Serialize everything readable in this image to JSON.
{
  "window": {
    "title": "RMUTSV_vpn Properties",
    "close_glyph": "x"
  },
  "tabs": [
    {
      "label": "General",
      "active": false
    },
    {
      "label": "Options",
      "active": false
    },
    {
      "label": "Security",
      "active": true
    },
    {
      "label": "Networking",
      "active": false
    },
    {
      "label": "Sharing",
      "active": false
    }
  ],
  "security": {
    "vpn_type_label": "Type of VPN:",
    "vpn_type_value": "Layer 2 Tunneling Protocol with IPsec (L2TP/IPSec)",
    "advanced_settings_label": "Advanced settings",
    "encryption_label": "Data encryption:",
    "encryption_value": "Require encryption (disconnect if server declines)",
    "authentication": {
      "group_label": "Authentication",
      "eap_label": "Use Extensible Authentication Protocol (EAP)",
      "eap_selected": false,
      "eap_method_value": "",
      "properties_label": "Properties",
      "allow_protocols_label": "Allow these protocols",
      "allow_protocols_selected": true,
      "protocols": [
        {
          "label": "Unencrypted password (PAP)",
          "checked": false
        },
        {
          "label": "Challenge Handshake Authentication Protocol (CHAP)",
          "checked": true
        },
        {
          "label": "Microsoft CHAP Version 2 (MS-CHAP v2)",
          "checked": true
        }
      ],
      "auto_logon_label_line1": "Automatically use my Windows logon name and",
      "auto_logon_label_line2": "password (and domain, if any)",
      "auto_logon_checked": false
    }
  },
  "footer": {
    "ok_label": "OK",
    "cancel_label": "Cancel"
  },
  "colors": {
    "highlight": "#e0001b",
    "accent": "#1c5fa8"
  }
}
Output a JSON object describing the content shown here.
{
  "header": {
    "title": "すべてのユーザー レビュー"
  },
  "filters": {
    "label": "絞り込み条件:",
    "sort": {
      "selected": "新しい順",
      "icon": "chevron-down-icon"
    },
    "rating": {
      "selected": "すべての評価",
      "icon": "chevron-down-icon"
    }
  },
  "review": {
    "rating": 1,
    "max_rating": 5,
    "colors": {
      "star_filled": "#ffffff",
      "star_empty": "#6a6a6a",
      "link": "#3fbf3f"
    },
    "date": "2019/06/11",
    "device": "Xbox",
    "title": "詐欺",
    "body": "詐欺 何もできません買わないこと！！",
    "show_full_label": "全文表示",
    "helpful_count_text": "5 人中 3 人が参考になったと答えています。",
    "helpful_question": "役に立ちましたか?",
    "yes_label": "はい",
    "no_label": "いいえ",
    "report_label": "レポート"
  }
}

§ Exercise:
Reproduce, exactly and with nothing added, the lines from the one that includes "Output a JSON" through the last line of the material.

§ Exercise response:
Output a JSON object describing the content shown here.
{
  "header": {
    "title": "すべてのユーザー レビュー"
  },
  "filters": {
    "label": "絞り込み条件:",
    "sort": {
      "selected": "新しい順",
      "icon": "chevron-down-icon"
    },
    "rating": {
      "selected": "すべての評価",
      "icon": "chevron-down-icon"
    }
  },
  "review": {
    "rating": 1,
    "max_rating": 5,
    "colors": {
      "star_filled": "#ffffff",
      "star_empty": "#6a6a6a",
      "link": "#3fbf3f"
    },
    "date": "2019/06/11",
    "device": "Xbox",
    "title": "詐欺",
    "body": "詐欺 何もできません買わないこと！！",
    "show_full_label": "全文表示",
    "helpful_count_text": "5 人中 3 人が参考になったと答えています。",
    "helpful_question": "役に立ちましたか?",
    "yes_label": "はい",
    "no_label": "いいえ",
    "report_label": "レポート"
  }
}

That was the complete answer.